● PROBLEM STATEMENT
Where a line below holds the string "regexp", copy that line.

── GIVEN INFORMATION ──

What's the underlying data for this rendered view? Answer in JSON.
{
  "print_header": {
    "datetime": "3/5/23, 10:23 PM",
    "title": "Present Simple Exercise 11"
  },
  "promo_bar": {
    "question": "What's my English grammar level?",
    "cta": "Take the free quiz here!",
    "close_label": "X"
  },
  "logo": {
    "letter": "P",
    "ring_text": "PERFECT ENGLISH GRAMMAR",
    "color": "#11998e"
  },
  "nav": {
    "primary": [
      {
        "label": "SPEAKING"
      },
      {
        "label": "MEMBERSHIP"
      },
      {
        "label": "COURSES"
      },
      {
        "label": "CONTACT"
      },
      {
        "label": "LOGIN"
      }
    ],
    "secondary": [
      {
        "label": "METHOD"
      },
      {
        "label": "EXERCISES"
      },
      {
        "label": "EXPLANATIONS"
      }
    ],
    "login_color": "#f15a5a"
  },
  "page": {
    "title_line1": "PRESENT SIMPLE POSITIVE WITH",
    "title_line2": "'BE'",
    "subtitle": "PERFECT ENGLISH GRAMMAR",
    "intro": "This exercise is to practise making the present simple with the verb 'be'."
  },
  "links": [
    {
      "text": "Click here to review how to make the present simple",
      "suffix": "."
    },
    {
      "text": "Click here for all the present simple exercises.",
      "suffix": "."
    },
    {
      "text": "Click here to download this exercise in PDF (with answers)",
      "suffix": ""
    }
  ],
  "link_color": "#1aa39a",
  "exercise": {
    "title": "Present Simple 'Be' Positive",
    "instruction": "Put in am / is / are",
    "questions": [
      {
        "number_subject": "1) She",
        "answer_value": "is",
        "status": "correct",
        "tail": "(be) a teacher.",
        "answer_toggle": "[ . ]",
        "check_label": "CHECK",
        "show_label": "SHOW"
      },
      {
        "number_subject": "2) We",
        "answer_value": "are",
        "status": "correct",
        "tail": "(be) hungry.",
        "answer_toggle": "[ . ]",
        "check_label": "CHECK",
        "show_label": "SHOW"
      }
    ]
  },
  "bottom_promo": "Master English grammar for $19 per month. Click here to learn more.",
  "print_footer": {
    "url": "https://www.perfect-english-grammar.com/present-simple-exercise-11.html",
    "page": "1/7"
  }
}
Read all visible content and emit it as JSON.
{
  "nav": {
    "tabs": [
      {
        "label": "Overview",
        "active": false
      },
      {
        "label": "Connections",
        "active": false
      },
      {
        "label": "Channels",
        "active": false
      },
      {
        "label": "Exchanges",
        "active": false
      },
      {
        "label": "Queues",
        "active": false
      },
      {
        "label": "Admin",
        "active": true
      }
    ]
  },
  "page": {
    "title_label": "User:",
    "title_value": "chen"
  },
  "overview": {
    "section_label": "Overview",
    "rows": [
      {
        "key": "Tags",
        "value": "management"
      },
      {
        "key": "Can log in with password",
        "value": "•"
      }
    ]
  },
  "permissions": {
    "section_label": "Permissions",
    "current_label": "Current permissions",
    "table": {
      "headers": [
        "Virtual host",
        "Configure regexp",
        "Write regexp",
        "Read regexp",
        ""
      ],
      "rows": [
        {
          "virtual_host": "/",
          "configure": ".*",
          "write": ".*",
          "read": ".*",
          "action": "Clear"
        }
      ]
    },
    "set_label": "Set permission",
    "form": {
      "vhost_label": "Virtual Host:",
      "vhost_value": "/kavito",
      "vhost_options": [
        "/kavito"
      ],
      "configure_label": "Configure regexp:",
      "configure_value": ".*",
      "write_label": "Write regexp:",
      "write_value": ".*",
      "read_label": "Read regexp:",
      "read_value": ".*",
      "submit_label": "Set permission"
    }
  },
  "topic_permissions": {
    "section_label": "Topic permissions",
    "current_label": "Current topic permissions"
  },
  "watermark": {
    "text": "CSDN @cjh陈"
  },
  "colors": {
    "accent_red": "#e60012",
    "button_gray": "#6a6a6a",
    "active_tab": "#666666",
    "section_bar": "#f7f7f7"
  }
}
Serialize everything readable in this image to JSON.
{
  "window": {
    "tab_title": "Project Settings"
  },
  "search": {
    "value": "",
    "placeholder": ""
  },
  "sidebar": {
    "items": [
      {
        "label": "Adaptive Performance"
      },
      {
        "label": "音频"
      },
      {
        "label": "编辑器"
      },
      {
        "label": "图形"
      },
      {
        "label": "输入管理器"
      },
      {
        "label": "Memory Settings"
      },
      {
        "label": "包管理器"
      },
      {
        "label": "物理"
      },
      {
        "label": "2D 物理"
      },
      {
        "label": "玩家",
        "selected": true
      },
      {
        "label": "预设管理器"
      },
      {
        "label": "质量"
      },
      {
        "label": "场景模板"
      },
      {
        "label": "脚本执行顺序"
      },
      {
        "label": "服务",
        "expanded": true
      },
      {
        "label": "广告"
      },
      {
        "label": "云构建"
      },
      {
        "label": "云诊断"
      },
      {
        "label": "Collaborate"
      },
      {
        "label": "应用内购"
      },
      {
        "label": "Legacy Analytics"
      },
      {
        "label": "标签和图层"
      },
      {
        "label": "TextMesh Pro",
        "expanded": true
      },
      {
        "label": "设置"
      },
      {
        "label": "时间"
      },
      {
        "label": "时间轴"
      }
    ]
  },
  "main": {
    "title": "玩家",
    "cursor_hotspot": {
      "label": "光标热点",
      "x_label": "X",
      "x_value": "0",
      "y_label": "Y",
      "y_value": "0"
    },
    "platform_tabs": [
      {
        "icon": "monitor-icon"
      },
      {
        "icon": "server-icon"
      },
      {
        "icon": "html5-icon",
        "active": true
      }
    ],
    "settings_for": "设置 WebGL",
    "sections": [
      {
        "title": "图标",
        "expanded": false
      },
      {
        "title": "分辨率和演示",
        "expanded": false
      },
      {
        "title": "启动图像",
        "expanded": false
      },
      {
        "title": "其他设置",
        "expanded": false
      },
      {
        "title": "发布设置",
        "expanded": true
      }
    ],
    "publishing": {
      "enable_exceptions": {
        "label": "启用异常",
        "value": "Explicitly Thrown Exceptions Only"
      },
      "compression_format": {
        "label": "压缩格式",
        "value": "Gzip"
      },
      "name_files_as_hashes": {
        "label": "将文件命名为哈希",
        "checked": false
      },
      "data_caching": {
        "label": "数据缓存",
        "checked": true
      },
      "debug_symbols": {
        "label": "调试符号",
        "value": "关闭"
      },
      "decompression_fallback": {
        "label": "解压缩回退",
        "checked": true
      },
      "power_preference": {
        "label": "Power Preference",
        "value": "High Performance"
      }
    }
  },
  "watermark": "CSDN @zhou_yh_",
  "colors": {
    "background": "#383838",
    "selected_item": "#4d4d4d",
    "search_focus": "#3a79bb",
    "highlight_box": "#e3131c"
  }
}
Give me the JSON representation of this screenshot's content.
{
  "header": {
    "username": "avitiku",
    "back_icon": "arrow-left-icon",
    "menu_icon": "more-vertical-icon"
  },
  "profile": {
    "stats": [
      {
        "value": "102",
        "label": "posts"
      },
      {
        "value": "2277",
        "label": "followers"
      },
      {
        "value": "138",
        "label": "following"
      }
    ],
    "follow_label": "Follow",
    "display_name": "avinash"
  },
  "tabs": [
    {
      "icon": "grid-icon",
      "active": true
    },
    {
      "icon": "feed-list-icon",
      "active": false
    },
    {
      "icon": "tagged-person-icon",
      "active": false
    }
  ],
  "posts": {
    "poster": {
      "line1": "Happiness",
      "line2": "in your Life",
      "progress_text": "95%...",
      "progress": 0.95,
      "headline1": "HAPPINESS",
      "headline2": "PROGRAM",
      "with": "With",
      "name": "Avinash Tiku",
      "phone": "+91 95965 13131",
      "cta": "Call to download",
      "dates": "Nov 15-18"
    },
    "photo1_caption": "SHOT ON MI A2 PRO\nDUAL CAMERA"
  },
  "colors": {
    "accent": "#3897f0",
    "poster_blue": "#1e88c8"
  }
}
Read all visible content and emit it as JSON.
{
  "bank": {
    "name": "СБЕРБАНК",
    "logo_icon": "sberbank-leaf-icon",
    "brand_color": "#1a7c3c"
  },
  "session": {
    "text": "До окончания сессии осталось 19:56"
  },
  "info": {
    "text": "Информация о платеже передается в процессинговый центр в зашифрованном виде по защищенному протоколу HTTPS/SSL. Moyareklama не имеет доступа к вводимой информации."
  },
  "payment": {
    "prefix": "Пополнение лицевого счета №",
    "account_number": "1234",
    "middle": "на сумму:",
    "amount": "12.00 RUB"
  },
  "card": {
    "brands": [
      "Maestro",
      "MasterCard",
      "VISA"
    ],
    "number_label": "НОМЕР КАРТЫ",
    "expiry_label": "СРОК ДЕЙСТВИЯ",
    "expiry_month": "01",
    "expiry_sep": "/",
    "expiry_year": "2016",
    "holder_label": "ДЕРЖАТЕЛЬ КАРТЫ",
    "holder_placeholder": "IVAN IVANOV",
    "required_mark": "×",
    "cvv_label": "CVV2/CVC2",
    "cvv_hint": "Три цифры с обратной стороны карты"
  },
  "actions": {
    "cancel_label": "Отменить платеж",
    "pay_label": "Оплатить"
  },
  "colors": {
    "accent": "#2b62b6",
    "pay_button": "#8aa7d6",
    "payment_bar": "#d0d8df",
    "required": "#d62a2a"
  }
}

───

● FULL OUTPUT
        "Configure regexp",
        "Write regexp",
        "Read regexp",
      "configure_label": "Configure regexp:",
      "write_label": "Write regexp:",
      "read_label": "Read regexp:",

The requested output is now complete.